Copy out the data exactly, leaving the pictures behind.

-------

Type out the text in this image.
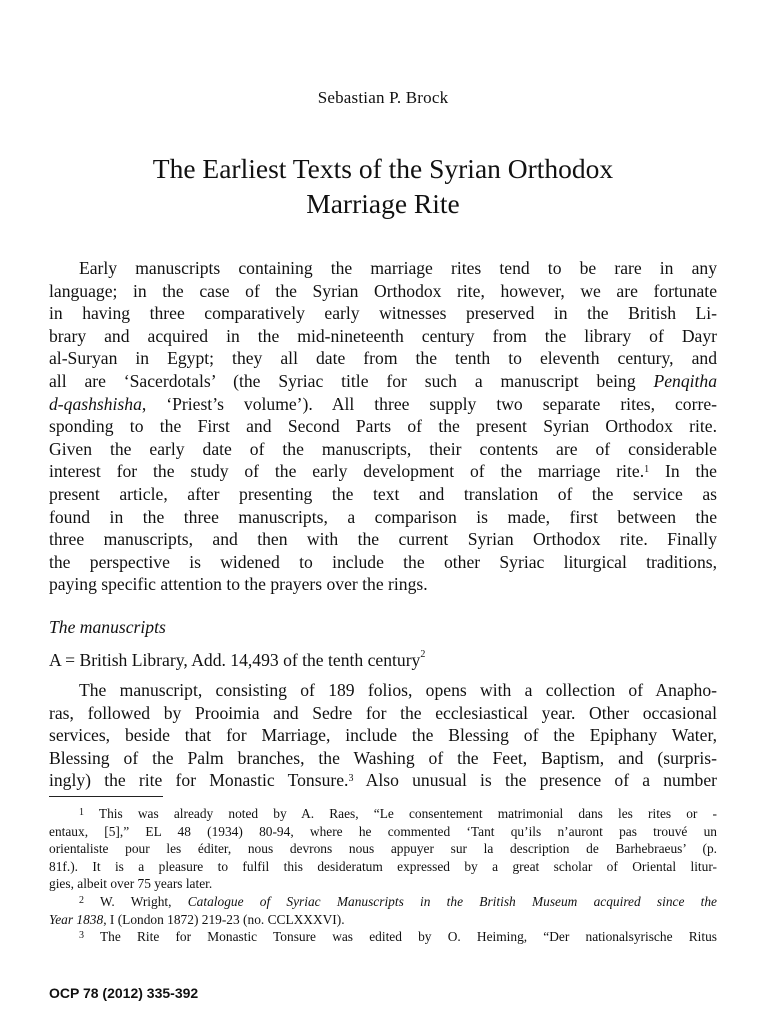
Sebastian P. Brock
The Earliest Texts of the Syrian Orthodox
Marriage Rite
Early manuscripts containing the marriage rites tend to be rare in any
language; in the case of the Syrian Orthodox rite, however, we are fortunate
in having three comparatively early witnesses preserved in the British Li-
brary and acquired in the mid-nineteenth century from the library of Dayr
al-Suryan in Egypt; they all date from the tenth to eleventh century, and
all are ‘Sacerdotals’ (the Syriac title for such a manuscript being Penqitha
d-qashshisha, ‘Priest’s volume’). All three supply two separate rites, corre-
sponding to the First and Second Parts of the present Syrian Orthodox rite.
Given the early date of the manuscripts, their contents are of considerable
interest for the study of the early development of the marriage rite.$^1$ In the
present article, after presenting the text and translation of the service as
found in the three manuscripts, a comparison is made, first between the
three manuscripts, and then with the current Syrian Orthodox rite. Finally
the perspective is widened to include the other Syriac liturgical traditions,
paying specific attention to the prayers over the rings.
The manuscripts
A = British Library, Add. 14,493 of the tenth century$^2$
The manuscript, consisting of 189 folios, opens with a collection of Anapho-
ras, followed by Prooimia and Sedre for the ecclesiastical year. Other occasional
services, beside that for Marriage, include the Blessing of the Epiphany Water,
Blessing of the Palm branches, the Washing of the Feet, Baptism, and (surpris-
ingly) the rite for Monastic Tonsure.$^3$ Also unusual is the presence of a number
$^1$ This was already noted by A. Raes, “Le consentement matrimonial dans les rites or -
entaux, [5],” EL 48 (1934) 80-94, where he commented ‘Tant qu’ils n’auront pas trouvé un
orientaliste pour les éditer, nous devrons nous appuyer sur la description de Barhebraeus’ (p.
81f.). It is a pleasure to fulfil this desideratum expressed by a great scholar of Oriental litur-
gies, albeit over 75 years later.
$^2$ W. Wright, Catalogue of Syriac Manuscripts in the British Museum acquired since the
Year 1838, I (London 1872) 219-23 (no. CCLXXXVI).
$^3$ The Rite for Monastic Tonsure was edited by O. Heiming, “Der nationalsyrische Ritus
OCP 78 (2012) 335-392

-------

▸ CORRECT ANSWER
Type out the text in this image.
Sebastian P. Brock
The Earliest Texts of the Syrian Orthodox
Marriage Rite
Early manuscripts containing the marriage rites tend to be rare in any
language; in the case of the Syrian Orthodox rite, however, we are fortunate
in having three comparatively early witnesses preserved in the British Li-
brary and acquired in the mid-nineteenth century from the library of Dayr
al-Suryan in Egypt; they all date from the tenth to eleventh century, and
all are ‘Sacerdotals’ (the Syriac title for such a manuscript being Penqitha
d-qashshisha, ‘Priest’s volume’). All three supply two separate rites, corre-
sponding to the First and Second Parts of the present Syrian Orthodox rite.
Given the early date of the manuscripts, their contents are of considerable
interest for the study of the early development of the marriage rite.$^1$ In the
present article, after presenting the text and translation of the service as
found in the three manuscripts, a comparison is made, first between the
three manuscripts, and then with the current Syrian Orthodox rite. Finally
the perspective is widened to include the other Syriac liturgical traditions,
paying specific attention to the prayers over the rings.
The manuscripts
A = British Library, Add. 14,493 of the tenth century$^2$
The manuscript, consisting of 189 folios, opens with a collection of Anapho-
ras, followed by Prooimia and Sedre for the ecclesiastical year. Other occasional
services, beside that for Marriage, include the Blessing of the Epiphany Water,
Blessing of the Palm branches, the Washing of the Feet, Baptism, and (surpris-
ingly) the rite for Monastic Tonsure.$^3$ Also unusual is the presence of a number
$^1$ This was already noted by A. Raes, “Le consentement matrimonial dans les rites or -
entaux, [5],” EL 48 (1934) 80-94, where he commented ‘Tant qu’ils n’auront pas trouvé un
orientaliste pour les éditer, nous devrons nous appuyer sur la description de Barhebraeus’ (p.
81f.). It is a pleasure to fulfil this desideratum expressed by a great scholar of Oriental litur-
gies, albeit over 75 years later.
$^2$ W. Wright, Catalogue of Syriac Manuscripts in the British Museum acquired since the
Year 1838, I (London 1872) 219-23 (no. CCLXXXVI).
$^3$ The Rite for Monastic Tonsure was edited by O. Heiming, “Der nationalsyrische Ritus
OCP 78 (2012) 335-392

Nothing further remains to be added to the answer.